## PAGE
Keywords: dehydrogenation reaction, n-pentane, platinum, zeolite, metal clusters

Introduction

Alkane dehydrogenation reaction is a prominent type of catalytic process in the chemical industry because it can selectively convert alkane resources into olefins, which are commodity chemicals for the polymer industry or raw materials for downstream manufacturing processes of chemicals and materials.1 Currently, both the dehydrogenation of light alkanes (C3 and C4 alkanes) and long-chain alkanes (C10–C14 alkanes) are already practiced in commercial processes based on supported metal or metal oxide catalysts (Figure 1a,b).24 However, the dehydrogenation of middle-chain alkanes (C5–C9) alkanes is much less explored in the literature, which could be related to the smaller application scope than light and long-chain alkanes in the conventional petrochemical industry.5

Figure 1.

Figure 1

Open in a new tab

Dehydrogenation reactions of different types of alkanes. (a) Dehydrogenation of light alkanes to corresponding light alkenes, which are commercially available based on supported Pt or CrOx catalysts. (b) Nonoxidative dehydrogenation of long-chain alkanes to long-chain alkenes, which are commercially available based on supported Pt catalysts. (c) Conversion of middle-chain alkanes into middle-chain alkenes through nonoxidative dehydrogenation reaction and the potential applications of the alkene products in downstream processes. (d) Possible reaction routes in nonoxidative dehydrogenation of n-hexane toward the formation of different types of hydrocarbon products.

The world is transitioning from a traditional energy landscape based on fossil resources to a new energy era based on renewable resources.6 Society’s demand for transportation fuels is anticipated to decline in the next 10–20 years greatly; therefore, the major energy companies seek to develop processes for converting naphtha (made by a large portion of middle-chain alkanes) into value-added chemicals.7 As illustrated in Figure 1c, through the dehydrogenation process, the middle-chain alkanes can be transformed into alkenes, which can be further converted into light alkenes through the downstream cracking process.8 The coupling of dehydrogenation and the downstream cracking process is a promising approach for the selective conversion of naphtha to light alkenes compared to the direct catalytic cracking or steam cracking process.9

From a mechanism point of view, the dehydrogenation of middle-chain alkanes should follow a similar reaction mechanism as the dehydrogenation of light alkanes, including the activation of C–H bonds, recombination of the H species, and the desorption of alkene products.1012 Nevertheless, due to the increase in the carbon chain length, the complexity of the dehydrogenation of middle-chain alkanes is substantially elevated. Various hydrocarbon products, including alkene, diene, and aromatics, can be formed, among which the alkene products will appear as a mixture of isomers (as described in Figure 1d for dehydrogenation of n-hexane).13,14 In this sense, it is highly challenging to control the chemoselectivity and regioselectivity in the dehydrogenation of middle-chain alkanes toward a specific product. Besides, compared to the light alkenes, the tendency of coke deposition on the metal active sites in the dehydrogenation of middle-chain alkanes could be higher due to the condensation of aromatic products. To the best of our knowledge, the relationship between the geometric and electronic structures of metal active sites and the product distributions has not yet been comprehensively revealed in previous works on supported metal catalysts.15,16

In this work, we employed K-promoted zeolite-encapsulated Pt catalysts as a model system to study the structure–reactivity relationship in the dehydrogenation of n-pentane. Based on thorough electron microscopy and spectroscopy characterizations, we have found that the geometric and electronic structures of the Pt species can be modulated by the K+ promotor, which is associated with the variation of the local structures in the zeolite supports and the interactions between the Pt species and anchoring sites. By employing a series of Pt-MFI catalysts with well-characterized morphologies as model catalysts, we have concluded that the discrepancies in structural features have profound impacts on the activity, chemoselectivity, and regioselectivity in the dehydrogenation of n-pentane. These new insights contribute to an in-depth understanding of the role of alkali metals in stabilizing subnanometer metal sites in zeolite supports and the structure–reactivity relationship in alkane dehydrogenation reactions beyond C2–C3 alkanes by Pt-zeolite catalysts.

## COLLECTED MATERIAL
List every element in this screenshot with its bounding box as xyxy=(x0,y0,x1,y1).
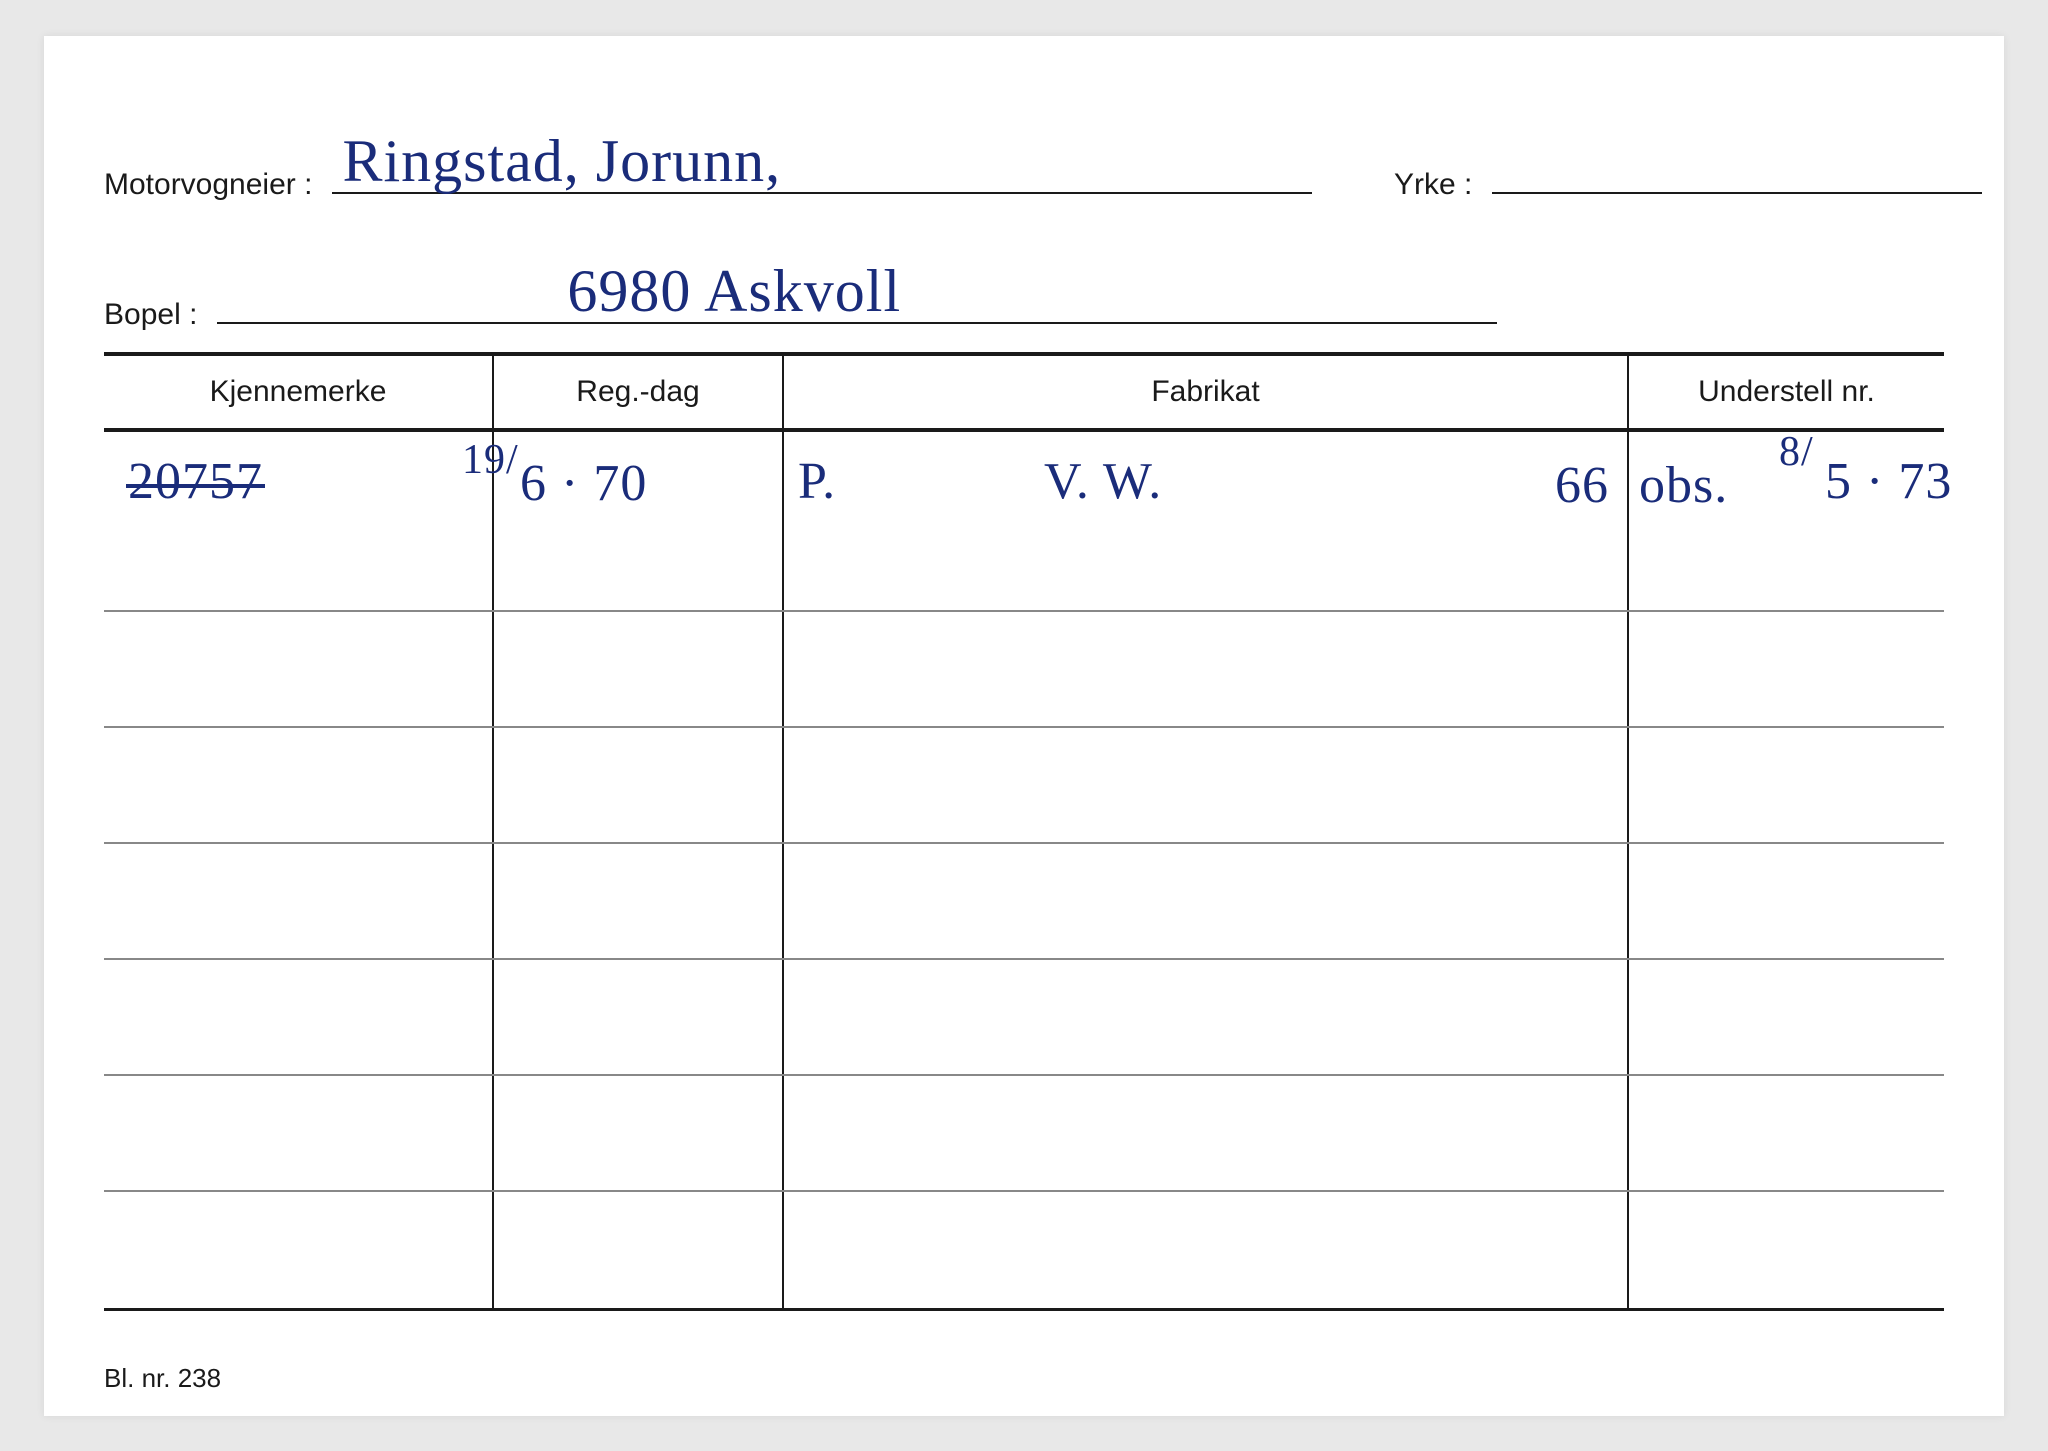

## WHAT THIS EXERCISE ASKS
a. Answer these questions about the alkane dehydrogenation article, one per line, each marked (i), (ii) or (iii):
(i) On which two kinds of supported catalysts are commercial processes for dehydrogenating light alkanes based?
(ii) Over what period is society's demand for transportation fuels anticipated to decline?
(iii) Which three kinds of hydrocarbon products are named as forming in the dehydrogenation of middle-chain alkanes?
b. In the alkane dehydrogenation article, retype the passage that begins at the words "Open in a new" and stops after "of hydrocarbon products.".
c. Write a continuation of the alkane dehydrogenation article, picking up after its final sentence.

## RESULTS OF THE EXERCISE
a.
(i) Supported Pt or CrOx catalysts.
(ii) The next 10–20 years.
(iii) Alkene, diene, and aromatics.

b.
Open in a new tab

Dehydrogenation reactions of different types of alkanes. (a) Dehydrogenation of light alkanes to corresponding light alkenes, which are commercially available based on supported Pt or CrOx catalysts. (b) Nonoxidative dehydrogenation of long-chain alkanes to long-chain alkenes, which are commercially available based on supported Pt catalysts. (c) Conversion of middle-chain alkanes into middle-chain alkenes through nonoxidative dehydrogenation reaction and the potential applications of the alkene products in downstream processes. (d) Possible reaction routes in nonoxidative dehydrogenation of n-hexane toward the formation of different types of hydrocarbon products.

c.
Results and Discussion

Textual Properties of K-Promoted Pt-MFI Catalysts

The K-promoted Pt-MFI catalysts are prepared by a one-pot synthesis method, which allows the encapsulation of Pt species within the pure-silica MFI zeolite crystallites.17 The crystallization conditions were kept the same for different Pt-MFI samples except for varying the K+ content in the synthesis mixture (see the chemical compositions of different samples in Tables S1 and S2). It should be noted that to facilitate the diffusion of n-pentane molecules across the MFI zeolite crystallites, the hydrothermal crystallization of MFI zeolite is carried out at 100 °C instead of 170–180 °C in most prior works of one-pot synthesis of metal-zeolite materials to avoid the formation large zeolite crystallites. As shown in Figure 2a, regardless of the chemical composition of the K-Pt-MFI samples, all of the samples exhibit very similar diffraction patterns corresponding to typical MFI-type zeolite structures. The very similar intensities of the diffraction peaks and full width at half-maximum indicate very comparable crystallinity among different K-Pt-MFI samples. The porosity of the K-Pt-MFI samples is measured by N2 adsorption isotherms and the results indicate that the micropore size distributions and pore volumes are not affected by the amount of K+ promotor (Figure 2b,c and Table S3). The very similar textual properties of various K-Pt-MFI samples are further validated by the field-emission scanning electron microscopy (FESEM) images (Figure 2d–g), which show the formation of MFI zeolite crystallites with good crystallinity and similar average crystallite sizes (150–200 nm) regardless of the K+ content (Figures S1–S5).

Figure 2.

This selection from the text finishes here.